OBJECTIVE: From the listing below, extract every line in which the word "JSON" appears.

-------- SUPPLIED MATERIAL --------

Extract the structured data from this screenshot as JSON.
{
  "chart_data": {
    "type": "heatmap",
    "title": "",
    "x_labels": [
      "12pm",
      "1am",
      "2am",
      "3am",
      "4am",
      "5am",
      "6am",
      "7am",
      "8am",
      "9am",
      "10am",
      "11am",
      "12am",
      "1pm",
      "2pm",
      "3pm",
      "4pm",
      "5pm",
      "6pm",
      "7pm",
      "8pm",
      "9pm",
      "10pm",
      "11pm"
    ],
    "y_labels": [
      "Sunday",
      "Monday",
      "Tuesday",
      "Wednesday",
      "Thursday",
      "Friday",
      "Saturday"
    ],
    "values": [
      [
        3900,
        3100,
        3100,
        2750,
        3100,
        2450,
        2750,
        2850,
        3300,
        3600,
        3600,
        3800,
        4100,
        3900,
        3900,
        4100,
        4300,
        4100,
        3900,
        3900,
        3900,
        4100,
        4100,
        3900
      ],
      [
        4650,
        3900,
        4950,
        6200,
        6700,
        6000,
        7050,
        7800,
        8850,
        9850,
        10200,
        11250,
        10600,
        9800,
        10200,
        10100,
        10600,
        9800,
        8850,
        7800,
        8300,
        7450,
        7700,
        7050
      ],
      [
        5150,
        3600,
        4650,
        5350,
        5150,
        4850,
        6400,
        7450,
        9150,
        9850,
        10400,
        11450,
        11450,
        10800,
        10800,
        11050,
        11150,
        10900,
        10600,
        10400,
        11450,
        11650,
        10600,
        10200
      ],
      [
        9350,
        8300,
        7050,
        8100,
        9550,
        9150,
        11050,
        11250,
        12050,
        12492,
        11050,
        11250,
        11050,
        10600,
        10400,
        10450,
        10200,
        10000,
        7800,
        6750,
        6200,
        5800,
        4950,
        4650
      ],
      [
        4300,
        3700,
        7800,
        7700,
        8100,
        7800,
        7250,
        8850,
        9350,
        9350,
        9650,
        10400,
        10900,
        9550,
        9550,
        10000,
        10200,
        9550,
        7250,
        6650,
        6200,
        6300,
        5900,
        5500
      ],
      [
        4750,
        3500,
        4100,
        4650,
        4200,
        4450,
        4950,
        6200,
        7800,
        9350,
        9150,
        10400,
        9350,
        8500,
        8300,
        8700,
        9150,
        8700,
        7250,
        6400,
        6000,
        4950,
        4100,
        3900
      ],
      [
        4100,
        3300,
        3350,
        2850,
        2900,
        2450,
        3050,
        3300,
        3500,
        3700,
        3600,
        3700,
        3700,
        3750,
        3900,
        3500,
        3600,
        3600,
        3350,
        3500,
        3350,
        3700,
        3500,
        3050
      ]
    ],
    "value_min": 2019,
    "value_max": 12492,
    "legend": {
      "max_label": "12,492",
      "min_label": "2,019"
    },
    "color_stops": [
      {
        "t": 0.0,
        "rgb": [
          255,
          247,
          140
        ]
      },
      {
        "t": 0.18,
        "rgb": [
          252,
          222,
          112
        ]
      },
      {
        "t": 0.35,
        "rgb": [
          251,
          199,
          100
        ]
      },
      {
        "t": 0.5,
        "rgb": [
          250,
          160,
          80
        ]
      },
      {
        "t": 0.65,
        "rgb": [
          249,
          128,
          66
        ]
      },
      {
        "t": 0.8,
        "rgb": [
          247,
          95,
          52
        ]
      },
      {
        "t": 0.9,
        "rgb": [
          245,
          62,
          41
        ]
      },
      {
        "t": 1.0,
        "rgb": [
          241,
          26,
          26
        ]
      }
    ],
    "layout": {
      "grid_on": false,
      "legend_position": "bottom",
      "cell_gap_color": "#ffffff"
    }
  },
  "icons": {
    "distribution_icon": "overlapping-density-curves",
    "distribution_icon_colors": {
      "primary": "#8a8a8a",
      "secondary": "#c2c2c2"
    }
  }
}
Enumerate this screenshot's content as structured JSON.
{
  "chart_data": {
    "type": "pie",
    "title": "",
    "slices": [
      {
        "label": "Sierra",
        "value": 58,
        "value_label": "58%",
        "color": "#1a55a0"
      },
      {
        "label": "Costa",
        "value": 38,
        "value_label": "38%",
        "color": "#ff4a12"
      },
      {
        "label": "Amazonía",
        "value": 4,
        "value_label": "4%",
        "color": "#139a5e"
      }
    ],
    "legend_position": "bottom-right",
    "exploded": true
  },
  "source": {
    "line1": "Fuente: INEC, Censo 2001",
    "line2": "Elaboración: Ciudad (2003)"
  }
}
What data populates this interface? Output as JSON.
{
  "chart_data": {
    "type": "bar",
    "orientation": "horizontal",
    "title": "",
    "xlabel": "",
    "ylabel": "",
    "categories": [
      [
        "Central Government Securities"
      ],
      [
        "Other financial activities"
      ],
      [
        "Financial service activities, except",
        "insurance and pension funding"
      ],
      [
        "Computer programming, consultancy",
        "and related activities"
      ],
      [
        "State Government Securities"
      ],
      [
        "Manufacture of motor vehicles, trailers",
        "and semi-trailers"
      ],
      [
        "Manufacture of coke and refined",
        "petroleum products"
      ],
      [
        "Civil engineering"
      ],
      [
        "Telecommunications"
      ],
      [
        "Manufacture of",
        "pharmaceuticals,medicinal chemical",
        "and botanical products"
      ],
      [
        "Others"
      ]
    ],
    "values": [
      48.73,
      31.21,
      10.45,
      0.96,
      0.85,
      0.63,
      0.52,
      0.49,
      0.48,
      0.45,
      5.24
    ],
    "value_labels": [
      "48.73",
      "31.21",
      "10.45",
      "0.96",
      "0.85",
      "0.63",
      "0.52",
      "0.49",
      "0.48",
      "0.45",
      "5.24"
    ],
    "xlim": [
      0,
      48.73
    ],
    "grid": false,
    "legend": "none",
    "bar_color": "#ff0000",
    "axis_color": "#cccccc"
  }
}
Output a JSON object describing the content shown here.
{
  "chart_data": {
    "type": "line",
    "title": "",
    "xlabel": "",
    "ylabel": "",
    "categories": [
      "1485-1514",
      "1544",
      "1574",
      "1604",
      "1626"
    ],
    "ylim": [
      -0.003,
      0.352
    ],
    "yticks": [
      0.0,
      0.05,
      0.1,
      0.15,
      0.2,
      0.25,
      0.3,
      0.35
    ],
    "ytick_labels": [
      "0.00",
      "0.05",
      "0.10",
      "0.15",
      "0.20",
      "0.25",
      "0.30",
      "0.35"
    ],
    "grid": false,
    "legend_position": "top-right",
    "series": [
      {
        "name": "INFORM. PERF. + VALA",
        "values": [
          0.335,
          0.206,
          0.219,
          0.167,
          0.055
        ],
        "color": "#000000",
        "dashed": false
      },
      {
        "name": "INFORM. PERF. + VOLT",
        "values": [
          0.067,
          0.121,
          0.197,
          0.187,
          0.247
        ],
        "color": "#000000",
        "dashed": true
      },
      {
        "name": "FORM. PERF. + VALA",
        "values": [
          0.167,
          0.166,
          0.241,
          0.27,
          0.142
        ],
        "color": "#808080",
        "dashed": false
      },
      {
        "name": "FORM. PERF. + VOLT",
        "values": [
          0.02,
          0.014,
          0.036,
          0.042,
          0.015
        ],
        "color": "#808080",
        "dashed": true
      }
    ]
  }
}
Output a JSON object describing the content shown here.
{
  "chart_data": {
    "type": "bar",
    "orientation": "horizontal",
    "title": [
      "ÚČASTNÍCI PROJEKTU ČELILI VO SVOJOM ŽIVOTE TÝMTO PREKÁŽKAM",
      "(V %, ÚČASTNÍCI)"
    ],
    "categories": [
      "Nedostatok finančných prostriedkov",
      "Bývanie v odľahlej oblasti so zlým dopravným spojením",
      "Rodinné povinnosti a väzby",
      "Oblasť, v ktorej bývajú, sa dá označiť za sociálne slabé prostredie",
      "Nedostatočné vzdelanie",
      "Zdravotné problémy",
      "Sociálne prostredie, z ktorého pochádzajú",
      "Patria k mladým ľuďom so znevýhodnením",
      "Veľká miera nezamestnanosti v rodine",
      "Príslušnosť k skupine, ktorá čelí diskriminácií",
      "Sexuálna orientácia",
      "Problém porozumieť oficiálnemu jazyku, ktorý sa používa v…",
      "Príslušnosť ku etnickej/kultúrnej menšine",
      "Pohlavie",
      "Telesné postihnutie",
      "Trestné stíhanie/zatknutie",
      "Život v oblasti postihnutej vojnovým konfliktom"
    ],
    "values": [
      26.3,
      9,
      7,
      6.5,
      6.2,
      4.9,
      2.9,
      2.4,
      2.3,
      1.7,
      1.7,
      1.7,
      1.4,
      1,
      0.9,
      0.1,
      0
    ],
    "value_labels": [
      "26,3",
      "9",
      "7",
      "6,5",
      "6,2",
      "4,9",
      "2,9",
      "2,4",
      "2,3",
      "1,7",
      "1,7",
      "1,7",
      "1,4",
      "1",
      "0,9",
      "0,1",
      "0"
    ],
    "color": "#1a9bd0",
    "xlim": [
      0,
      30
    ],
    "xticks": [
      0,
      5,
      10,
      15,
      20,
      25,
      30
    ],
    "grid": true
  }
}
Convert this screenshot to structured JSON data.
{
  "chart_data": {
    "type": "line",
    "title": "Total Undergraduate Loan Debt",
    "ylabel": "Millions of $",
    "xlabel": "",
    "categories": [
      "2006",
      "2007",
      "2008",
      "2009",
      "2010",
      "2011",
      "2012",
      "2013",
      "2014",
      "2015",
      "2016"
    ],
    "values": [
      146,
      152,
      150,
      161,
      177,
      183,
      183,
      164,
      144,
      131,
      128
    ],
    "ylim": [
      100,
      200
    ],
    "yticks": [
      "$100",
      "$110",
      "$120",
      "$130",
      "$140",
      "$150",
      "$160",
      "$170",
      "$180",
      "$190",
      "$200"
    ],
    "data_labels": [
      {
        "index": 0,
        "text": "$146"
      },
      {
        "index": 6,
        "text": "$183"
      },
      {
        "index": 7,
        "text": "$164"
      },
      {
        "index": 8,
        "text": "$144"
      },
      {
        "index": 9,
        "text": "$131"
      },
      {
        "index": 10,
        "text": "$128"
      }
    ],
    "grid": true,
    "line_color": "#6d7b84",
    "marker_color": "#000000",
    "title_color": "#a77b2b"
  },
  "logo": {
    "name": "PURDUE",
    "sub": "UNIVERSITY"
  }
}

--------

ANSWER FOR THIS EXERCISE:
Extract the structured data from this screenshot as JSON.
Enumerate this screenshot's content as structured JSON.
What data populates this interface? Output as JSON.
Output a JSON object describing the content shown here.
Output a JSON object describing the content shown here.
Convert this screenshot to structured JSON data.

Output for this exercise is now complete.